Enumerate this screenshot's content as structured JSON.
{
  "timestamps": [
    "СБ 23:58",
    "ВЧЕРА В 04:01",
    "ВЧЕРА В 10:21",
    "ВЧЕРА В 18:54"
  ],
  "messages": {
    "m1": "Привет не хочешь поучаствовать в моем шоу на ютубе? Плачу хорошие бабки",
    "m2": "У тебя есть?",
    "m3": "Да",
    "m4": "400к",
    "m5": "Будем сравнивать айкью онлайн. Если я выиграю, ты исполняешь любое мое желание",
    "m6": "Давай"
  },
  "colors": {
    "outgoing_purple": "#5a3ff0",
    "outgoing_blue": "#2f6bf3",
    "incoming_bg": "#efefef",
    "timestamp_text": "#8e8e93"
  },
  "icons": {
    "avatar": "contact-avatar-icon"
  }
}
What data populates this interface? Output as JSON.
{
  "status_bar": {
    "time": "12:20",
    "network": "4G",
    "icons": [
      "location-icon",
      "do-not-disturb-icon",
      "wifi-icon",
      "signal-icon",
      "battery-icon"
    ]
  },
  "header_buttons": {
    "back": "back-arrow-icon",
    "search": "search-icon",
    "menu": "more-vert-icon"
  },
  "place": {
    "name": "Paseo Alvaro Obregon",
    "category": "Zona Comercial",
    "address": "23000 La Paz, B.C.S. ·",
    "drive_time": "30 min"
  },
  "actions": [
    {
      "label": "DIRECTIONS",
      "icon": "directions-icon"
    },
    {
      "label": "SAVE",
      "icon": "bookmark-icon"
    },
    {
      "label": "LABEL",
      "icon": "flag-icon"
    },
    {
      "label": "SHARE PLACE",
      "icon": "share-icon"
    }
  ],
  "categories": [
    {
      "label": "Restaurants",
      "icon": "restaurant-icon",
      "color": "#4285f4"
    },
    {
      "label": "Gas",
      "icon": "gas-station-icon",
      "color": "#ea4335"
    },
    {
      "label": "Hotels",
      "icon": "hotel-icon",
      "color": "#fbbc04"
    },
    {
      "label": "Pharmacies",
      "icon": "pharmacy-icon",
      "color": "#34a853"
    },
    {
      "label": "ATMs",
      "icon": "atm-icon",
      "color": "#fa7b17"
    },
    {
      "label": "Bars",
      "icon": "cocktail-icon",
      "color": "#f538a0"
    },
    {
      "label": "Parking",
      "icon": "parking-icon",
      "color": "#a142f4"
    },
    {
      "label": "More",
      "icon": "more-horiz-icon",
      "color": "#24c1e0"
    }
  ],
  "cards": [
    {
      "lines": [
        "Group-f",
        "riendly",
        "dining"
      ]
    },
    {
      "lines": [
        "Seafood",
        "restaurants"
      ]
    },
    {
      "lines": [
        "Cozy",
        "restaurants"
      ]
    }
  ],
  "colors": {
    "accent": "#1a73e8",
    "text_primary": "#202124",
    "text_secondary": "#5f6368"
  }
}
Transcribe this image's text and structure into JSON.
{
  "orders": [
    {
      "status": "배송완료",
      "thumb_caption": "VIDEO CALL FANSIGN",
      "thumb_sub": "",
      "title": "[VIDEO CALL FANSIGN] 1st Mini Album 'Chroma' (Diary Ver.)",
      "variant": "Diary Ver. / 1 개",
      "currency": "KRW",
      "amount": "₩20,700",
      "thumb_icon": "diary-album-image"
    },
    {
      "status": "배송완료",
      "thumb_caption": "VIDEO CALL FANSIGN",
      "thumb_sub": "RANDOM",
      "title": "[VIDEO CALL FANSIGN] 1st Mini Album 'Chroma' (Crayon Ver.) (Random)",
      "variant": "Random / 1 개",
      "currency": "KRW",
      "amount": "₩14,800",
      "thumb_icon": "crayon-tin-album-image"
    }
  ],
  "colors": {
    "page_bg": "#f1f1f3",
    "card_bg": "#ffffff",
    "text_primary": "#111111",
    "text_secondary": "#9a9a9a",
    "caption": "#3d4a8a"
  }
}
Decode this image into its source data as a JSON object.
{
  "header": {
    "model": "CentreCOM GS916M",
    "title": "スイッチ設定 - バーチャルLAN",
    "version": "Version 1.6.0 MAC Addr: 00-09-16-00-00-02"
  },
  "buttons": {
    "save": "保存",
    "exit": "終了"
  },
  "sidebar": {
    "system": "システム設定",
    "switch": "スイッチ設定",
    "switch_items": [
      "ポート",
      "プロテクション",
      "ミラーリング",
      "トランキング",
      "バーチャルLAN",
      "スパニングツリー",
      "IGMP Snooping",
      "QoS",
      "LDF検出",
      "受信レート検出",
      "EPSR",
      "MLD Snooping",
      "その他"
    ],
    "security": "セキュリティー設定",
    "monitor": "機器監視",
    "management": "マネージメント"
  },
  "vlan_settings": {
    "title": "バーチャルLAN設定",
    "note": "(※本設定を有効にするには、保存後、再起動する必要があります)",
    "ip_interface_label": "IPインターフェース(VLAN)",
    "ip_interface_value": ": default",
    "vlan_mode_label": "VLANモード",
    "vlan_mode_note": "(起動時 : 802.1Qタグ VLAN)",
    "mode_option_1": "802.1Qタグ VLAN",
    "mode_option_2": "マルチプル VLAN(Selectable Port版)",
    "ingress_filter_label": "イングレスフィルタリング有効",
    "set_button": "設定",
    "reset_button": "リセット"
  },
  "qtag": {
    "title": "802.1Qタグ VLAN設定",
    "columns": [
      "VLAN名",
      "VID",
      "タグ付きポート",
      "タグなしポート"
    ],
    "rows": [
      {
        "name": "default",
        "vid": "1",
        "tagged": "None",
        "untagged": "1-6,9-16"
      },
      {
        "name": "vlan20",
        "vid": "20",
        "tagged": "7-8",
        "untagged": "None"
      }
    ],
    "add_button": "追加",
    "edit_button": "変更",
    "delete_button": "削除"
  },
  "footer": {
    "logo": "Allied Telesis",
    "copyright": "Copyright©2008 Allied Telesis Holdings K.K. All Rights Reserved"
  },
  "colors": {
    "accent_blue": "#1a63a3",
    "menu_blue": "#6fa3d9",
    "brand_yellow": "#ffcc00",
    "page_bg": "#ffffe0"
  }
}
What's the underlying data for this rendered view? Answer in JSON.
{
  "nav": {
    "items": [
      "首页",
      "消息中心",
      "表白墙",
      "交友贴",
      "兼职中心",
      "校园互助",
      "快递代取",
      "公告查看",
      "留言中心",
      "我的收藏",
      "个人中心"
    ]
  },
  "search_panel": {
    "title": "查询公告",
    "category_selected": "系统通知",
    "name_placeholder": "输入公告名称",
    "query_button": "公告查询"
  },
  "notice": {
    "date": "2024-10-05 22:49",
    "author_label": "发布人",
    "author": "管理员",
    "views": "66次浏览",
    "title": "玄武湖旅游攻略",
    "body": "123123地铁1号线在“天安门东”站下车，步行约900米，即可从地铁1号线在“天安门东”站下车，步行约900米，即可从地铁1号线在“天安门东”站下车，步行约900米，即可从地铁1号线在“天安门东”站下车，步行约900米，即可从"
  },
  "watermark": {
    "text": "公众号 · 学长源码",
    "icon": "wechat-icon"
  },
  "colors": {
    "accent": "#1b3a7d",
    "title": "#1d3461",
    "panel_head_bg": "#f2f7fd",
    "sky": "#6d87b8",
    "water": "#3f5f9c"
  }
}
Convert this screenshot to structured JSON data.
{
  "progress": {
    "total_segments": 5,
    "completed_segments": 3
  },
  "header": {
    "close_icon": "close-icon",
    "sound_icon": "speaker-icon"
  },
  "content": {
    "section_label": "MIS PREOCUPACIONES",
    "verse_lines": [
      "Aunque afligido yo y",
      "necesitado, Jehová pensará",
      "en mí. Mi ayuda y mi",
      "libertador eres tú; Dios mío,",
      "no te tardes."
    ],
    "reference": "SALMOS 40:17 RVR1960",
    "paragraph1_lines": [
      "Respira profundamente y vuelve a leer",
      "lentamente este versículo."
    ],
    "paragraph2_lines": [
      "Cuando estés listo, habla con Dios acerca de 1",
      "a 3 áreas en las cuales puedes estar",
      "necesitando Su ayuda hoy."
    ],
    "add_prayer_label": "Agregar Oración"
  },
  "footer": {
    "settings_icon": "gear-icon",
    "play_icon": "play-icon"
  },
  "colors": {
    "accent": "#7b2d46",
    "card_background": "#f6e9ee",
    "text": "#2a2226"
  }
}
________
▸ **SET PROBLEM**:
Starting at the line with "What's the underlying", copy every line up to and including the last one in the entries above.

▸ **OUTPUT**:
What's the underlying data for this rendered view? Answer in JSON.
{
  "nav": {
    "items": [
      "首页",
      "消息中心",
      "表白墙",
      "交友贴",
      "兼职中心",
      "校园互助",
      "快递代取",
      "公告查看",
      "留言中心",
      "我的收藏",
      "个人中心"
    ]
  },
  "search_panel": {
    "title": "查询公告",
    "category_selected": "系统通知",
    "name_placeholder": "输入公告名称",
    "query_button": "公告查询"
  },
  "notice": {
    "date": "2024-10-05 22:49",
    "author_label": "发布人",
    "author": "管理员",
    "views": "66次浏览",
    "title": "玄武湖旅游攻略",
    "body": "123123地铁1号线在“天安门东”站下车，步行约900米，即可从地铁1号线在“天安门东”站下车，步行约900米，即可从地铁1号线在“天安门东”站下车，步行约900米，即可从地铁1号线在“天安门东”站下车，步行约900米，即可从"
  },
  "watermark": {
    "text": "公众号 · 学长源码",
    "icon": "wechat-icon"
  },
  "colors": {
    "accent": "#1b3a7d",
    "title": "#1d3461",
    "panel_head_bg": "#f2f7fd",
    "sky": "#6d87b8",
    "water": "#3f5f9c"
  }
}
Convert this screenshot to structured JSON data.
{
  "progress": {
    "total_segments": 5,
    "completed_segments": 3
  },
  "header": {
    "close_icon": "close-icon",
    "sound_icon": "speaker-icon"
  },
  "content": {
    "section_label": "MIS PREOCUPACIONES",
    "verse_lines": [
      "Aunque afligido yo y",
      "necesitado, Jehová pensará",
      "en mí. Mi ayuda y mi",
      "libertador eres tú; Dios mío,",
      "no te tardes."
    ],
    "reference": "SALMOS 40:17 RVR1960",
    "paragraph1_lines": [
      "Respira profundamente y vuelve a leer",
      "lentamente este versículo."
    ],
    "paragraph2_lines": [
      "Cuando estés listo, habla con Dios acerca de 1",
      "a 3 áreas en las cuales puedes estar",
      "necesitando Su ayuda hoy."
    ],
    "add_prayer_label": "Agregar Oración"
  },
  "footer": {
    "settings_icon": "gear-icon",
    "play_icon": "play-icon"
  },
  "colors": {
    "accent": "#7b2d46",
    "card_background": "#f6e9ee",
    "text": "#2a2226"
  }
}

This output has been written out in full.